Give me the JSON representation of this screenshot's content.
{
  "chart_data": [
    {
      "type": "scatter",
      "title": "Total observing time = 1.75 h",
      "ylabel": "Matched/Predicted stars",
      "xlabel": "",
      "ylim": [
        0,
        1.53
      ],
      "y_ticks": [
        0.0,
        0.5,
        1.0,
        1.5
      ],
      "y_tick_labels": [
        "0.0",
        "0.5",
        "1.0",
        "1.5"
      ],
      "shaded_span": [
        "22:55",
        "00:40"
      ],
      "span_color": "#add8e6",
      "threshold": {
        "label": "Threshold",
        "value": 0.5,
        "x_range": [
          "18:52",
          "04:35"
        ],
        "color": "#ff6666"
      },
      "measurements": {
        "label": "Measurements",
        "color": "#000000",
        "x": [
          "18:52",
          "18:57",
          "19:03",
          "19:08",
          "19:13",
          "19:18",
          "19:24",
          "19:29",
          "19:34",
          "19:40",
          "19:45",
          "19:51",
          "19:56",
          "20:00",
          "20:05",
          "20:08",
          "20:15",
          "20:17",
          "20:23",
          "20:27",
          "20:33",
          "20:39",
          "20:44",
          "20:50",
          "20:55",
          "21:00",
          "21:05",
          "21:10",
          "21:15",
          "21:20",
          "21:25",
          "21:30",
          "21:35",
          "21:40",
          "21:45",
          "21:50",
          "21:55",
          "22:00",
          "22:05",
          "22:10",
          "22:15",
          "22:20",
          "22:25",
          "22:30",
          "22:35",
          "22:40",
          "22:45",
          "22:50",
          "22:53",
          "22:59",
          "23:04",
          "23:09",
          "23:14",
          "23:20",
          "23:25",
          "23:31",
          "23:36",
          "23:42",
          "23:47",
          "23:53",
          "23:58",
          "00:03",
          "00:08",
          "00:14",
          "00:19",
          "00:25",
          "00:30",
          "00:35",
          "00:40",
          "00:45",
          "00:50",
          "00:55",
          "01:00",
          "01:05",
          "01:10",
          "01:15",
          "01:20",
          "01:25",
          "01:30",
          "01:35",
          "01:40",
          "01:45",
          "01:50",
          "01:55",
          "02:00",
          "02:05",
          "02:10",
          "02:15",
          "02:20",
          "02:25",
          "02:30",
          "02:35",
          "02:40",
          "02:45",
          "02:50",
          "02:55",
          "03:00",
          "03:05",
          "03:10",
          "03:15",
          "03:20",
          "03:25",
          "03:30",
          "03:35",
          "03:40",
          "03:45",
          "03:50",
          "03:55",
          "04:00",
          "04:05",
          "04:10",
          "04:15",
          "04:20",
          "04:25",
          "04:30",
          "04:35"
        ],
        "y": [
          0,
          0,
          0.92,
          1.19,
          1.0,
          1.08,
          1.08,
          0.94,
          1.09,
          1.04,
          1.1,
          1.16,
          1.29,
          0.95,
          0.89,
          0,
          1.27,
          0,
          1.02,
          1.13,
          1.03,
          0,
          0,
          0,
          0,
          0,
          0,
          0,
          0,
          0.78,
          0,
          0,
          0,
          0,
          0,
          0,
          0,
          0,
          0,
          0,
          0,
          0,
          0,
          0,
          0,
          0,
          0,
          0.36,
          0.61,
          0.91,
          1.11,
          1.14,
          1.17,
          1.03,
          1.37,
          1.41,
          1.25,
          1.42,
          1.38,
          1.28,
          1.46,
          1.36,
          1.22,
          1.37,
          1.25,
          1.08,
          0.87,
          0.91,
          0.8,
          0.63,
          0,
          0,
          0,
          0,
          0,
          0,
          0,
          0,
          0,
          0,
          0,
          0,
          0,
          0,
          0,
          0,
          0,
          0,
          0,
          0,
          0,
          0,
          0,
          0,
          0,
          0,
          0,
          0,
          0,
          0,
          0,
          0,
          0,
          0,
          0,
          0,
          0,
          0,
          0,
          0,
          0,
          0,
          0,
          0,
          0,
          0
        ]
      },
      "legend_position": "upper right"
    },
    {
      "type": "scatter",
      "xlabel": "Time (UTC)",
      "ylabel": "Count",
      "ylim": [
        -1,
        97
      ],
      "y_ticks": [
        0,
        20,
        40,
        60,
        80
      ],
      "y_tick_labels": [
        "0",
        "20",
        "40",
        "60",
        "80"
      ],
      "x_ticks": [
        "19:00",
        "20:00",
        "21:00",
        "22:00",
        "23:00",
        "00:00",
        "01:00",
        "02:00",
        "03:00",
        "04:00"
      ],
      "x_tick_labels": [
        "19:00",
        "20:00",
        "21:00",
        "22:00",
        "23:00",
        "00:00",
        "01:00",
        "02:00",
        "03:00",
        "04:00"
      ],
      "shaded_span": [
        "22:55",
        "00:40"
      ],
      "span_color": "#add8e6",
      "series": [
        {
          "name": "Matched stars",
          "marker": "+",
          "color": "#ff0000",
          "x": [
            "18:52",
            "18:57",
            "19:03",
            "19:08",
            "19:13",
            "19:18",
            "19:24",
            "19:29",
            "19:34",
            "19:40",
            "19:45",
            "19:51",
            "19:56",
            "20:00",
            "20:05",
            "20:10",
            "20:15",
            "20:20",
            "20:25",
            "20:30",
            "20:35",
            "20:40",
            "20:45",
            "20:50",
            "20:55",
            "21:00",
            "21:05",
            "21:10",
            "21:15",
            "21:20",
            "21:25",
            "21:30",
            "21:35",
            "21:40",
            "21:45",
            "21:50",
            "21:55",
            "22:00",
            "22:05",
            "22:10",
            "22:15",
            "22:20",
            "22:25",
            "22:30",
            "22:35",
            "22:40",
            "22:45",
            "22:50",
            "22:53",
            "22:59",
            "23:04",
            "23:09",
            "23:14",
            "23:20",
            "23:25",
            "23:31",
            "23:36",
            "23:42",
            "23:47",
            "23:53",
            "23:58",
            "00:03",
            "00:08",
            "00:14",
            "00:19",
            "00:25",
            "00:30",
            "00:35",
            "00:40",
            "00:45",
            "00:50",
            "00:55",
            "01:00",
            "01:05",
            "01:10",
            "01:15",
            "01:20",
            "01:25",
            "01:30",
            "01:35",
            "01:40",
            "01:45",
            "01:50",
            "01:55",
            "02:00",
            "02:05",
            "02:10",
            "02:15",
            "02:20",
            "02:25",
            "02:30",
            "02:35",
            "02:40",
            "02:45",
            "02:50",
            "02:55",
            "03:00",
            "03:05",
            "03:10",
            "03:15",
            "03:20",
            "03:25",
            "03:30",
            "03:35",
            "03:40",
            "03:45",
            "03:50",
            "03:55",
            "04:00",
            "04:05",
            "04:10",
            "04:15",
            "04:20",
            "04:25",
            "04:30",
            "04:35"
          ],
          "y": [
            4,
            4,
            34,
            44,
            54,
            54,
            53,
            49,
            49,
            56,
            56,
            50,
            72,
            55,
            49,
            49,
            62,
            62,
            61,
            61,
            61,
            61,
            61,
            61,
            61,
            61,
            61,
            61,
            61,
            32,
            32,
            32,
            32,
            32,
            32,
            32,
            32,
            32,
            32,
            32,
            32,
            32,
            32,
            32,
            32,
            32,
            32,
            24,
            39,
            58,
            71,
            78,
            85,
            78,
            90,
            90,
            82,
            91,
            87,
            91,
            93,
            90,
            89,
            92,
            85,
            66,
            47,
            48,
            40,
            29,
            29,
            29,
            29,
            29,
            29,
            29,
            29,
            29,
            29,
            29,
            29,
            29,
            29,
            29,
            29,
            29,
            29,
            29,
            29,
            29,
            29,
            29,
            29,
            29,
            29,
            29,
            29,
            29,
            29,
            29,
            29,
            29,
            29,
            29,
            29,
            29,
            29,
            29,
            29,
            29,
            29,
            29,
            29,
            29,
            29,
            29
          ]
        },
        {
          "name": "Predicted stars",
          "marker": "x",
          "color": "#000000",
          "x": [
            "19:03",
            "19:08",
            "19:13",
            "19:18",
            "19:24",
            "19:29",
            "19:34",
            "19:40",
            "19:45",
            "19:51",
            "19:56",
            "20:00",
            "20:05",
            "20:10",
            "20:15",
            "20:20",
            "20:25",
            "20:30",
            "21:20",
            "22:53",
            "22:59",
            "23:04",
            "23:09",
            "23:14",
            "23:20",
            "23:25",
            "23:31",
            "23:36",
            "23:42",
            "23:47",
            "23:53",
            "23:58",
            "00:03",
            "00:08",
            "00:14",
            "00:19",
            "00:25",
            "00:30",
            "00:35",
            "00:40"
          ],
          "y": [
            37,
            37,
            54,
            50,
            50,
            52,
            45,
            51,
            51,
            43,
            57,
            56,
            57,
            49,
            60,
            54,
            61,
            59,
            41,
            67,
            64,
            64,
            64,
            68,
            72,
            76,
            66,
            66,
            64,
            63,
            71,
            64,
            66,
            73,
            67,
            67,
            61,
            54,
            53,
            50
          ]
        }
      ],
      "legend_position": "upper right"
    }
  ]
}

========

Above are some records. Report the number of their lines that include "Matched", and add nothing else.

ANSWER BELOW: 2